◆ WORK REQUIRED
Output all lines exactly.

(Stored dataset items)
+ + + +

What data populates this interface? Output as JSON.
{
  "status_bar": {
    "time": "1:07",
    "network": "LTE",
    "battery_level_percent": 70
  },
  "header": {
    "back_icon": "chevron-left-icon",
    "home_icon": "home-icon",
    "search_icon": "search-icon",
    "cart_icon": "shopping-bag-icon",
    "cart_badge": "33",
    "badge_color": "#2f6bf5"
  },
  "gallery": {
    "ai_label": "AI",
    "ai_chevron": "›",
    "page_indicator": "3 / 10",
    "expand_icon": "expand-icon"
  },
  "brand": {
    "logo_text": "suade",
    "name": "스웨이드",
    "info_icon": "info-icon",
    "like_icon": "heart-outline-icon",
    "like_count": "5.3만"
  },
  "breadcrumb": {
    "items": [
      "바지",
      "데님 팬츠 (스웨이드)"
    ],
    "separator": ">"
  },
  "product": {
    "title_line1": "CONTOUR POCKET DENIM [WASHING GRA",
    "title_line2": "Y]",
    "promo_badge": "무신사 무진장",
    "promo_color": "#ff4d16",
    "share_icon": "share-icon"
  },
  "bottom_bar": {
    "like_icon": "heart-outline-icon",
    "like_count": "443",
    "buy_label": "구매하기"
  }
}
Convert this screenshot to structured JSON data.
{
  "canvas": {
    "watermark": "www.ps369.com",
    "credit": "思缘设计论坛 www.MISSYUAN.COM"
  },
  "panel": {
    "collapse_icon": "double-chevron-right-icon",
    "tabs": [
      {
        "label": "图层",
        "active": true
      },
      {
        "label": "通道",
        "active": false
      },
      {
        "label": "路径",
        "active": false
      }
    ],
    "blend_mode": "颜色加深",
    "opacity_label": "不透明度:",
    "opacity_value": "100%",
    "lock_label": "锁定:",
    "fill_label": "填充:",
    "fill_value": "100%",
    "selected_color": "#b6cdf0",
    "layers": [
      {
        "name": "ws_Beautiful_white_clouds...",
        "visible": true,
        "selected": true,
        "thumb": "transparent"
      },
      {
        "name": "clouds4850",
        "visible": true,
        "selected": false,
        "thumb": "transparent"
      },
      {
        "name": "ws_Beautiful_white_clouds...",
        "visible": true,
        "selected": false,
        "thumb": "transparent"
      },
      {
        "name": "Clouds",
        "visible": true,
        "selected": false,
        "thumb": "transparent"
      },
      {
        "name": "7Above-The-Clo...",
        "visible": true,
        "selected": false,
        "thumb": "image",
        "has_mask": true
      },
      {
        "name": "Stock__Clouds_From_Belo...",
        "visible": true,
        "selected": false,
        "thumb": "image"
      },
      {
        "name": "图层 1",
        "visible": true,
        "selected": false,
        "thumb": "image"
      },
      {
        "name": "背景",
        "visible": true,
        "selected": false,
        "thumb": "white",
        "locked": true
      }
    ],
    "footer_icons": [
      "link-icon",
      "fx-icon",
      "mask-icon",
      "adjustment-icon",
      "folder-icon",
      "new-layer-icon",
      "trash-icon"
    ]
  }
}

+ + + +

◆ FINISHED ANSWER
What data populates this interface? Output as JSON.
{
  "status_bar": {
    "time": "1:07",
    "network": "LTE",
    "battery_level_percent": 70
  },
  "header": {
    "back_icon": "chevron-left-icon",
    "home_icon": "home-icon",
    "search_icon": "search-icon",
    "cart_icon": "shopping-bag-icon",
    "cart_badge": "33",
    "badge_color": "#2f6bf5"
  },
  "gallery": {
    "ai_label": "AI",
    "ai_chevron": "›",
    "page_indicator": "3 / 10",
    "expand_icon": "expand-icon"
  },
  "brand": {
    "logo_text": "suade",
    "name": "스웨이드",
    "info_icon": "info-icon",
    "like_icon": "heart-outline-icon",
    "like_count": "5.3만"
  },
  "breadcrumb": {
    "items": [
      "바지",
      "데님 팬츠 (스웨이드)"
    ],
    "separator": ">"
  },
  "product": {
    "title_line1": "CONTOUR POCKET DENIM [WASHING GRA",
    "title_line2": "Y]",
    "promo_badge": "무신사 무진장",
    "promo_color": "#ff4d16",
    "share_icon": "share-icon"
  },
  "bottom_bar": {
    "like_icon": "heart-outline-icon",
    "like_count": "443",
    "buy_label": "구매하기"
  }
}
Convert this screenshot to structured JSON data.
{
  "canvas": {
    "watermark": "www.ps369.com",
    "credit": "思缘设计论坛 www.MISSYUAN.COM"
  },
  "panel": {
    "collapse_icon": "double-chevron-right-icon",
    "tabs": [
      {
        "label": "图层",
        "active": true
      },
      {
        "label": "通道",
        "active": false
      },
      {
        "label": "路径",
        "active": false
      }
    ],
    "blend_mode": "颜色加深",
    "opacity_label": "不透明度:",
    "opacity_value": "100%",
    "lock_label": "锁定:",
    "fill_label": "填充:",
    "fill_value": "100%",
    "selected_color": "#b6cdf0",
    "layers": [
      {
        "name": "ws_Beautiful_white_clouds...",
        "visible": true,
        "selected": true,
        "thumb": "transparent"
      },
      {
        "name": "clouds4850",
        "visible": true,
        "selected": false,
        "thumb": "transparent"
      },
      {
        "name": "ws_Beautiful_white_clouds...",
        "visible": true,
        "selected": false,
        "thumb": "transparent"
      },
      {
        "name": "Clouds",
        "visible": true,
        "selected": false,
        "thumb": "transparent"
      },
      {
        "name": "7Above-The-Clo...",
        "visible": true,
        "selected": false,
        "thumb": "image",
        "has_mask": true
      },
      {
        "name": "Stock__Clouds_From_Belo...",
        "visible": true,
        "selected": false,
        "thumb": "image"
      },
      {
        "name": "图层 1",
        "visible": true,
        "selected": false,
        "thumb": "image"
      },
      {
        "name": "背景",
        "visible": true,
        "selected": false,
        "thumb": "white",
        "locked": true
      }
    ],
    "footer_icons": [
      "link-icon",
      "fx-icon",
      "mask-icon",
      "adjustment-icon",
      "folder-icon",
      "new-layer-icon",
      "trash-icon"
    ]
  }
}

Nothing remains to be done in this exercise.